Page element annotations
______________________________
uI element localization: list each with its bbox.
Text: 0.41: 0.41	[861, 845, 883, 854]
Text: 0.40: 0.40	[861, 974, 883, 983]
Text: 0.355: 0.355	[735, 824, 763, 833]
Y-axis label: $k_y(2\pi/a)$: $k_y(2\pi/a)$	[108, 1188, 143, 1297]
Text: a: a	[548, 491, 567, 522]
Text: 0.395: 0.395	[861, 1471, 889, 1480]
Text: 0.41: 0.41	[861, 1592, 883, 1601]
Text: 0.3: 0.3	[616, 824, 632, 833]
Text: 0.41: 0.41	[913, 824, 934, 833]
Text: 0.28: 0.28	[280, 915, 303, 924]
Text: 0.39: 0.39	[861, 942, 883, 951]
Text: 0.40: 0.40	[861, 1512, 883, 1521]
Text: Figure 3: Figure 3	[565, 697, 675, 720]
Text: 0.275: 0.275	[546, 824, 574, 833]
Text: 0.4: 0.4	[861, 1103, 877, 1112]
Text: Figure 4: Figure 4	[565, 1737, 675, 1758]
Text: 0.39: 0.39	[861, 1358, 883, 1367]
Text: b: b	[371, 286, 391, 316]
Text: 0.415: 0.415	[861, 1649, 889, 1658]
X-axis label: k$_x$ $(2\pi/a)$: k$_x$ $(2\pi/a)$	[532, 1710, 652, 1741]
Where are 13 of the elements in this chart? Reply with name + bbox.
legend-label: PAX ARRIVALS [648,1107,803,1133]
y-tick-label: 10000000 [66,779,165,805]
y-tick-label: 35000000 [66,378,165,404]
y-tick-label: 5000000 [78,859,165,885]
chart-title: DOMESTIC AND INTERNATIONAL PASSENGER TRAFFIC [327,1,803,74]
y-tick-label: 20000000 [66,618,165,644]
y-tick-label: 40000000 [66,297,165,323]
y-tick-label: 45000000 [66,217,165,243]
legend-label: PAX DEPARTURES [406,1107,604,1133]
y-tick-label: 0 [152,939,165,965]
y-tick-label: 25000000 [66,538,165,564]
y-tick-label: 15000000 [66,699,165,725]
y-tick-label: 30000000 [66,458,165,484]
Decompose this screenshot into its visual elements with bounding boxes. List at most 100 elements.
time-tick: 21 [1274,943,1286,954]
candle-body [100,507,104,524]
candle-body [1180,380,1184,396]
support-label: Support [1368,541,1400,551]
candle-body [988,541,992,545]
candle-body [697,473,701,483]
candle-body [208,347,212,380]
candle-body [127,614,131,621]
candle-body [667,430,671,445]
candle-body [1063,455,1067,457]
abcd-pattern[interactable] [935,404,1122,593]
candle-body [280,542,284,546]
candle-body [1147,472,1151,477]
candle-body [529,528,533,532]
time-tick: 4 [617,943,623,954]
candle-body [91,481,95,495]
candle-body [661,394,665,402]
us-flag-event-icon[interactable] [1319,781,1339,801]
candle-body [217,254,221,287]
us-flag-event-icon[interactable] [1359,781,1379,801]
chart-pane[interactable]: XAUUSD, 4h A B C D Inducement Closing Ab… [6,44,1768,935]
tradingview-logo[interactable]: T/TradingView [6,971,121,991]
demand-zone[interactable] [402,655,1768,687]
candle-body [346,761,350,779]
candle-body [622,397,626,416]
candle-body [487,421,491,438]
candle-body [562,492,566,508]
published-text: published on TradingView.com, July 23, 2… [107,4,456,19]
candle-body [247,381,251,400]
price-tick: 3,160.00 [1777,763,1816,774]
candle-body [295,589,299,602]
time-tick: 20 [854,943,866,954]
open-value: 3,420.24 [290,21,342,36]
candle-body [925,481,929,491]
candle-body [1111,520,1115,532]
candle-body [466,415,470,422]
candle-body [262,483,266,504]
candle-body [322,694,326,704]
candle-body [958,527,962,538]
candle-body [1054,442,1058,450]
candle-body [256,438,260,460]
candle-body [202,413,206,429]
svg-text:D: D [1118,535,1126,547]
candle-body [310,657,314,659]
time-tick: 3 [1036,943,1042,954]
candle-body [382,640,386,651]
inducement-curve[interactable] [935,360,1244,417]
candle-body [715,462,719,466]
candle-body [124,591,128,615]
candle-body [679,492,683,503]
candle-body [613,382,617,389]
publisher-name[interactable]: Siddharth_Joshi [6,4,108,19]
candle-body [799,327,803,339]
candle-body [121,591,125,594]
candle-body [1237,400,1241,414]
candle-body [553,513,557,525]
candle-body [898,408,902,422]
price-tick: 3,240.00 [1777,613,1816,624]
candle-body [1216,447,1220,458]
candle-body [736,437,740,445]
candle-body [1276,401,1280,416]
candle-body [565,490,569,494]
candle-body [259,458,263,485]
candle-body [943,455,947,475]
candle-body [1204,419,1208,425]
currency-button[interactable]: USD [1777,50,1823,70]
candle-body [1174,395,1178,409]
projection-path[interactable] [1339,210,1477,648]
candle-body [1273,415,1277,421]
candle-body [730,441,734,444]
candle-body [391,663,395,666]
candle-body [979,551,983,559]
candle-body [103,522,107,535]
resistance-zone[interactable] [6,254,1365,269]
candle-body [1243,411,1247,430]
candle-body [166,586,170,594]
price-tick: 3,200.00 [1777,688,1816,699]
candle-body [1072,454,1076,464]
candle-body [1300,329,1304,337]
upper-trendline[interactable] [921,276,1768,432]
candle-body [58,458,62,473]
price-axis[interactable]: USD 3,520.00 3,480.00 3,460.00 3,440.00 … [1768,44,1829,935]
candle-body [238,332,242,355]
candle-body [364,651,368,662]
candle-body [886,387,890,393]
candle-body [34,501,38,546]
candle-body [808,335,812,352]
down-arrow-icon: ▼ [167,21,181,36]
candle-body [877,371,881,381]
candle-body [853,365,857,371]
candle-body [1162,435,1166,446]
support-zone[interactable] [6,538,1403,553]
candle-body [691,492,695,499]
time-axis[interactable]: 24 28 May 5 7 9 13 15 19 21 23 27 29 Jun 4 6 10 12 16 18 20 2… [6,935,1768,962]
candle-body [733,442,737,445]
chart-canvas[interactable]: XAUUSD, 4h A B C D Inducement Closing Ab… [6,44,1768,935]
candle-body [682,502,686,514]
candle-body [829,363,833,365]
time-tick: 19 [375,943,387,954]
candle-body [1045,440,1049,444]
______________________________
▸ WORK TO BE COMPLETED:
Reproduce, unchanged, the rows from the very beginning through the line that contains "1592, 883, 1601]", including that line.

▸ WRITTEN ANSWER:
uI element localization: list each with its bbox.
Text: 0.41: 0.41	[861, 845, 883, 854]
Text: 0.40: 0.40	[861, 974, 883, 983]
Text: 0.355: 0.355	[735, 824, 763, 833]
Y-axis label: $k_y(2\pi/a)$: $k_y(2\pi/a)$	[108, 1188, 143, 1297]
Text: a: a	[548, 491, 567, 522]
Text: 0.395: 0.395	[861, 1471, 889, 1480]
Text: 0.41: 0.41	[861, 1592, 883, 1601]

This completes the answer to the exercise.